== WHAT THE EXERCISE ASKS ==
Using the data below, repeat all of it precisely.

===== SUPPLIED RECORDS =====

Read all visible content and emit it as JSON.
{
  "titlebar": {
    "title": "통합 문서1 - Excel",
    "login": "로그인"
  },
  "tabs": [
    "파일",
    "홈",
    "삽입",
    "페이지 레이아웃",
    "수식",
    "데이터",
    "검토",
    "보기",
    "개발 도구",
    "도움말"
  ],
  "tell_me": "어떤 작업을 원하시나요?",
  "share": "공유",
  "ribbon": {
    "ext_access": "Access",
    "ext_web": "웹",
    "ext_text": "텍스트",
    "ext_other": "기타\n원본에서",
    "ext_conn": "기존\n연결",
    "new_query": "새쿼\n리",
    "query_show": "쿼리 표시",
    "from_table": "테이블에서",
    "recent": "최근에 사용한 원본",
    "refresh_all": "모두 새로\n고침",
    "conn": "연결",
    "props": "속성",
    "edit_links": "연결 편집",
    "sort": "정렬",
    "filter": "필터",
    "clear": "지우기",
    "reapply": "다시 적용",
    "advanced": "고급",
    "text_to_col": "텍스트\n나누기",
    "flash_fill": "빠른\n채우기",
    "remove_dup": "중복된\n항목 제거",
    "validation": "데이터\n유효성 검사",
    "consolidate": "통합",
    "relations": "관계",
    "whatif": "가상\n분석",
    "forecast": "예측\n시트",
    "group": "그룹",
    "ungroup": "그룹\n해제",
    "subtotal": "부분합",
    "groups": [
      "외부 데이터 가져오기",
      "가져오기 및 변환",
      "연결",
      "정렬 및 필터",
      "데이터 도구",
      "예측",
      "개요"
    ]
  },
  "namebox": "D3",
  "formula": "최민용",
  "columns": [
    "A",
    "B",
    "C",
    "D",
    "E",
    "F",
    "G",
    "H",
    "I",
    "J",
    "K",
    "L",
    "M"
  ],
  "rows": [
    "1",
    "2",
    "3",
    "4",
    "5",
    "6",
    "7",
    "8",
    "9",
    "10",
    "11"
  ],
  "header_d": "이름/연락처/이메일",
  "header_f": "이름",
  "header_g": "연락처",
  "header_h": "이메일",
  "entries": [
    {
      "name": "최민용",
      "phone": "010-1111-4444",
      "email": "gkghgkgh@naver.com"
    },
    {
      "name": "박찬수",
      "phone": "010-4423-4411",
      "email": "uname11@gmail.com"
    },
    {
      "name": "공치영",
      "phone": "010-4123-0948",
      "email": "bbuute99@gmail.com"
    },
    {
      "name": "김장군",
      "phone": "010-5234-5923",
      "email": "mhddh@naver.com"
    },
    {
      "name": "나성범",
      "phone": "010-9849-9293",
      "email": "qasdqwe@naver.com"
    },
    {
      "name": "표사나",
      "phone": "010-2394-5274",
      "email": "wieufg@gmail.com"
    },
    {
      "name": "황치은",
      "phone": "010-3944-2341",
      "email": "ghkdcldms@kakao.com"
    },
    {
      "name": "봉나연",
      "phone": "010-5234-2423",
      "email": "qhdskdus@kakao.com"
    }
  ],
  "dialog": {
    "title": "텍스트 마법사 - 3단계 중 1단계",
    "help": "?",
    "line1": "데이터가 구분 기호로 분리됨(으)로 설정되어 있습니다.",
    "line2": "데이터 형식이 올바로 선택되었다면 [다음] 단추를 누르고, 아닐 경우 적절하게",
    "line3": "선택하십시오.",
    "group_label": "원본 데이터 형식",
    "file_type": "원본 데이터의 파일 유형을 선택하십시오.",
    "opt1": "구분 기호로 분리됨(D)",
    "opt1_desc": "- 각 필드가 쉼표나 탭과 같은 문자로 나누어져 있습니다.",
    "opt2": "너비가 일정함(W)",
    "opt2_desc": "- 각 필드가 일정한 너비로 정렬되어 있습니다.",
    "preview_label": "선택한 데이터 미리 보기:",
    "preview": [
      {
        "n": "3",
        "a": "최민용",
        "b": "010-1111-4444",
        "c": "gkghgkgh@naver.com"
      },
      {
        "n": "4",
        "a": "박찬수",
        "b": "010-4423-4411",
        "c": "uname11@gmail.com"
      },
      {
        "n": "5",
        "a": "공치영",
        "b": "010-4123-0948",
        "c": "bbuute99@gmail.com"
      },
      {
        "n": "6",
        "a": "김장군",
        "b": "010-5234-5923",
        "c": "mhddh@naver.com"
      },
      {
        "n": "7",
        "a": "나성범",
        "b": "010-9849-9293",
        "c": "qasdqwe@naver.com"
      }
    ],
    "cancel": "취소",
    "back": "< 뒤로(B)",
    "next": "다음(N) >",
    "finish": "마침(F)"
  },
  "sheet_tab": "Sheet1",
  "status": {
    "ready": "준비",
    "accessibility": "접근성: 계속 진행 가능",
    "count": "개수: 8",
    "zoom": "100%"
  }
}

=====

== RESPONSE ==
Read all visible content and emit it as JSON.
{
  "titlebar": {
    "title": "통합 문서1 - Excel",
    "login": "로그인"
  },
  "tabs": [
    "파일",
    "홈",
    "삽입",
    "페이지 레이아웃",
    "수식",
    "데이터",
    "검토",
    "보기",
    "개발 도구",
    "도움말"
  ],
  "tell_me": "어떤 작업을 원하시나요?",
  "share": "공유",
  "ribbon": {
    "ext_access": "Access",
    "ext_web": "웹",
    "ext_text": "텍스트",
    "ext_other": "기타\n원본에서",
    "ext_conn": "기존\n연결",
    "new_query": "새쿼\n리",
    "query_show": "쿼리 표시",
    "from_table": "테이블에서",
    "recent": "최근에 사용한 원본",
    "refresh_all": "모두 새로\n고침",
    "conn": "연결",
    "props": "속성",
    "edit_links": "연결 편집",
    "sort": "정렬",
    "filter": "필터",
    "clear": "지우기",
    "reapply": "다시 적용",
    "advanced": "고급",
    "text_to_col": "텍스트\n나누기",
    "flash_fill": "빠른\n채우기",
    "remove_dup": "중복된\n항목 제거",
    "validation": "데이터\n유효성 검사",
    "consolidate": "통합",
    "relations": "관계",
    "whatif": "가상\n분석",
    "forecast": "예측\n시트",
    "group": "그룹",
    "ungroup": "그룹\n해제",
    "subtotal": "부분합",
    "groups": [
      "외부 데이터 가져오기",
      "가져오기 및 변환",
      "연결",
      "정렬 및 필터",
      "데이터 도구",
      "예측",
      "개요"
    ]
  },
  "namebox": "D3",
  "formula": "최민용",
  "columns": [
    "A",
    "B",
    "C",
    "D",
    "E",
    "F",
    "G",
    "H",
    "I",
    "J",
    "K",
    "L",
    "M"
  ],
  "rows": [
    "1",
    "2",
    "3",
    "4",
    "5",
    "6",
    "7",
    "8",
    "9",
    "10",
    "11"
  ],
  "header_d": "이름/연락처/이메일",
  "header_f": "이름",
  "header_g": "연락처",
  "header_h": "이메일",
  "entries": [
    {
      "name": "최민용",
      "phone": "010-1111-4444",
      "email": "gkghgkgh@naver.com"
    },
    {
      "name": "박찬수",
      "phone": "010-4423-4411",
      "email": "uname11@gmail.com"
    },
    {
      "name": "공치영",
      "phone": "010-4123-0948",
      "email": "bbuute99@gmail.com"
    },
    {
      "name": "김장군",
      "phone": "010-5234-5923",
      "email": "mhddh@naver.com"
    },
    {
      "name": "나성범",
      "phone": "010-9849-9293",
      "email": "qasdqwe@naver.com"
    },
    {
      "name": "표사나",
      "phone": "010-2394-5274",
      "email": "wieufg@gmail.com"
    },
    {
      "name": "황치은",
      "phone": "010-3944-2341",
      "email": "ghkdcldms@kakao.com"
    },
    {
      "name": "봉나연",
      "phone": "010-5234-2423",
      "email": "qhdskdus@kakao.com"
    }
  ],
  "dialog": {
    "title": "텍스트 마법사 - 3단계 중 1단계",
    "help": "?",
    "line1": "데이터가 구분 기호로 분리됨(으)로 설정되어 있습니다.",
    "line2": "데이터 형식이 올바로 선택되었다면 [다음] 단추를 누르고, 아닐 경우 적절하게",
    "line3": "선택하십시오.",
    "group_label": "원본 데이터 형식",
    "file_type": "원본 데이터의 파일 유형을 선택하십시오.",
    "opt1": "구분 기호로 분리됨(D)",
    "opt1_desc": "- 각 필드가 쉼표나 탭과 같은 문자로 나누어져 있습니다.",
    "opt2": "너비가 일정함(W)",
    "opt2_desc": "- 각 필드가 일정한 너비로 정렬되어 있습니다.",
    "preview_label": "선택한 데이터 미리 보기:",
    "preview": [
      {
        "n": "3",
        "a": "최민용",
        "b": "010-1111-4444",
        "c": "gkghgkgh@naver.com"
      },
      {
        "n": "4",
        "a": "박찬수",
        "b": "010-4423-4411",
        "c": "uname11@gmail.com"
      },
      {
        "n": "5",
        "a": "공치영",
        "b": "010-4123-0948",
        "c": "bbuute99@gmail.com"
      },
      {
        "n": "6",
        "a": "김장군",
        "b": "010-5234-5923",
        "c": "mhddh@naver.com"
      },
      {
        "n": "7",
        "a": "나성범",
        "b": "010-9849-9293",
        "c": "qasdqwe@naver.com"
      }
    ],
    "cancel": "취소",
    "back": "< 뒤로(B)",
    "next": "다음(N) >",
    "finish": "마침(F)"
  },
  "sheet_tab": "Sheet1",
  "status": {
    "ready": "준비",
    "accessibility": "접근성: 계속 진행 가능",
    "count": "개수: 8",
    "zoom": "100%"
  }
}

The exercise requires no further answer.